- [RECORDED INFORMATION]:
=======

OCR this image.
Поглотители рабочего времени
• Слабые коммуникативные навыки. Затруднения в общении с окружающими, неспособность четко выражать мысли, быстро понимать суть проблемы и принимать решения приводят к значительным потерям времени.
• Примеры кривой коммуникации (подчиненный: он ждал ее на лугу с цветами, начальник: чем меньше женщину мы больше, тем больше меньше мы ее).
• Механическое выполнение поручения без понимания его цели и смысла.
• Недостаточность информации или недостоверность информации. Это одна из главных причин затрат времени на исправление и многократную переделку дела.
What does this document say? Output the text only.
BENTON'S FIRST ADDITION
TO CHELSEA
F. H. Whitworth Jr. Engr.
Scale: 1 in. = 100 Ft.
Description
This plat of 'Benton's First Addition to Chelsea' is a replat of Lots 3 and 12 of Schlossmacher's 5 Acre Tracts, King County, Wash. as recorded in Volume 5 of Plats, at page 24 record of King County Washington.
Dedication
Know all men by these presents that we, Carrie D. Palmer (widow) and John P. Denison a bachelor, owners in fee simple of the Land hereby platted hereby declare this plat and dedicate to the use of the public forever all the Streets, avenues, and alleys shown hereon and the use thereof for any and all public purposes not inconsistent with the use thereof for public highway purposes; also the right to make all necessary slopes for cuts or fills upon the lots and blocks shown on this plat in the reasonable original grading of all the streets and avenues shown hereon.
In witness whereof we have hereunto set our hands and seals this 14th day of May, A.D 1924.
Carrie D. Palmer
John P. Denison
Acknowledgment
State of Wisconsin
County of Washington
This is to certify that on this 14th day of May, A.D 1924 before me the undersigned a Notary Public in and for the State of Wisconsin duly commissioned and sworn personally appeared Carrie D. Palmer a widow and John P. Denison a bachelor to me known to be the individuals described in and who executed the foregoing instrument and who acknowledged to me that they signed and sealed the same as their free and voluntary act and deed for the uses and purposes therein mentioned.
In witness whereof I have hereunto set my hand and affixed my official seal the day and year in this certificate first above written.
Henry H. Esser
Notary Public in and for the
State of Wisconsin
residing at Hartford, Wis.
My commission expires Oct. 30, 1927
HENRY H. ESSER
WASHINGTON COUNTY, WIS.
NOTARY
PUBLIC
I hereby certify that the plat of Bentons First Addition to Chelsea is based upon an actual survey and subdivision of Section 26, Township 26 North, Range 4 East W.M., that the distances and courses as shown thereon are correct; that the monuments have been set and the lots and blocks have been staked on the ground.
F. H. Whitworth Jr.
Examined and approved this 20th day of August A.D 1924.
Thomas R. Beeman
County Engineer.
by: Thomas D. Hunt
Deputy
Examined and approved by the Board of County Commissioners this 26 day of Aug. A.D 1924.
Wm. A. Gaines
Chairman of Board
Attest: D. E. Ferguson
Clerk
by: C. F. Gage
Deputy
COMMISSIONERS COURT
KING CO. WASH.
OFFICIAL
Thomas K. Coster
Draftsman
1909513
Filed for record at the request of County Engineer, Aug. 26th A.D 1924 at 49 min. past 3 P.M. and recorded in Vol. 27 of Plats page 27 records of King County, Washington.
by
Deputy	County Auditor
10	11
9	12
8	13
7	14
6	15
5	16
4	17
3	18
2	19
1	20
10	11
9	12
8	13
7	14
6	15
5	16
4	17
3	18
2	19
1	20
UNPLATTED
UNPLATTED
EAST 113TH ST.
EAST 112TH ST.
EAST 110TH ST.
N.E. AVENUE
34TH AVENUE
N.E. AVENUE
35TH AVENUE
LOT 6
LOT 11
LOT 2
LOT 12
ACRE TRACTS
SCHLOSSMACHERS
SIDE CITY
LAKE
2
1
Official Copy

=======

- [TASK BRIEF]: Using the material above, copy every line in which the string "certify" occurs.

- [WRITTEN RESPONSE]:
This is to certify that on this 14th day of May, A.D 1924 before me the undersigned a Notary Public in and for the State of Wisconsin duly commissioned and sworn personally appeared Carrie D. Palmer a widow and John P. Denison a bachelor to me known to be the individuals described in and who executed the foregoing instrument and who acknowledged to me that they signed and sealed the same as their free and voluntary act and deed for the uses and purposes therein mentioned.
I hereby certify that the plat of Bentons First Addition to Chelsea is based upon an actual survey and subdivision of Section 26, Township 26 North, Range 4 East W.M., that the distances and courses as shown thereon are correct; that the monuments have been set and the lots and blocks have been staked on the ground.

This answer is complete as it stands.